Your task is to output the entries below word for word.
===== Stored records
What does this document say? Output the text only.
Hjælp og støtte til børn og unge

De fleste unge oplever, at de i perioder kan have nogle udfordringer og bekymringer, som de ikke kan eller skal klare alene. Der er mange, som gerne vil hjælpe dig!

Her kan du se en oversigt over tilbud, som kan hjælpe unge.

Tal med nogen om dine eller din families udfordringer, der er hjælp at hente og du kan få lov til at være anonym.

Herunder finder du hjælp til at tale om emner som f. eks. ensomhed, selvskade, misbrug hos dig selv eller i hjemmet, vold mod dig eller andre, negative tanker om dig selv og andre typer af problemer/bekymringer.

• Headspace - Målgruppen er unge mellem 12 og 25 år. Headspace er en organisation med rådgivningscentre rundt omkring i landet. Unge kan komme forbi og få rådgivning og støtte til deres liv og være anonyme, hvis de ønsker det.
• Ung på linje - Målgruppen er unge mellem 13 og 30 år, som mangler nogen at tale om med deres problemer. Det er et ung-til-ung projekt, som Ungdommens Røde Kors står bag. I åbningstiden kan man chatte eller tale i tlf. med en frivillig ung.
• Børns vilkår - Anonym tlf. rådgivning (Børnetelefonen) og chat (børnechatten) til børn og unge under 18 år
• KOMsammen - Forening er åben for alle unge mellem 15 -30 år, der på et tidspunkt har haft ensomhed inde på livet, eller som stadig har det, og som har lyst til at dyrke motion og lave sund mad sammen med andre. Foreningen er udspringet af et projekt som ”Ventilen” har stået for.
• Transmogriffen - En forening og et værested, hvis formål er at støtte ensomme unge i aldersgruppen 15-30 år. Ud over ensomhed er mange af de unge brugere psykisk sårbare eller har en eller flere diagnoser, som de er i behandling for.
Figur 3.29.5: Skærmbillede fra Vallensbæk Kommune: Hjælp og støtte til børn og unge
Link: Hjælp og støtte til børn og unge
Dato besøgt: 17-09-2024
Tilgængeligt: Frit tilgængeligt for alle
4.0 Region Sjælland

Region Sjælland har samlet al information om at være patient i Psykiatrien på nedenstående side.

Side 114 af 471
==========
→ Full solution
What does this document say? Output the text only.
Hjælp og støtte til børn og unge

De fleste unge oplever, at de i perioder kan have nogle udfordringer og bekymringer, som de ikke kan eller skal klare alene. Der er mange, som gerne vil hjælpe dig!

Her kan du se en oversigt over tilbud, som kan hjælpe unge.

Tal med nogen om dine eller din families udfordringer, der er hjælp at hente og du kan få lov til at være anonym.

Herunder finder du hjælp til at tale om emner som f. eks. ensomhed, selvskade, misbrug hos dig selv eller i hjemmet, vold mod dig eller andre, negative tanker om dig selv og andre typer af problemer/bekymringer.

• Headspace - Målgruppen er unge mellem 12 og 25 år. Headspace er en organisation med rådgivningscentre rundt omkring i landet. Unge kan komme forbi og få rådgivning og støtte til deres liv og være anonyme, hvis de ønsker det.
• Ung på linje - Målgruppen er unge mellem 13 og 30 år, som mangler nogen at tale om med deres problemer. Det er et ung-til-ung projekt, som Ungdommens Røde Kors står bag. I åbningstiden kan man chatte eller tale i tlf. med en frivillig ung.
• Børns vilkår - Anonym tlf. rådgivning (Børnetelefonen) og chat (børnechatten) til børn og unge under 18 år
• KOMsammen - Forening er åben for alle unge mellem 15 -30 år, der på et tidspunkt har haft ensomhed inde på livet, eller som stadig har det, og som har lyst til at dyrke motion og lave sund mad sammen med andre. Foreningen er udspringet af et projekt som ”Ventilen” har stået for.
• Transmogriffen - En forening og et værested, hvis formål er at støtte ensomme unge i aldersgruppen 15-30 år. Ud over ensomhed er mange af de unge brugere psykisk sårbare eller har en eller flere diagnoser, som de er i behandling for.
Figur 3.29.5: Skærmbillede fra Vallensbæk Kommune: Hjælp og støtte til børn og unge
Link: Hjælp og støtte til børn og unge
Dato besøgt: 17-09-2024
Tilgængeligt: Frit tilgængeligt for alle
4.0 Region Sjælland

Region Sjælland har samlet al information om at være patient i Psykiatrien på nedenstående side.

Side 114 af 471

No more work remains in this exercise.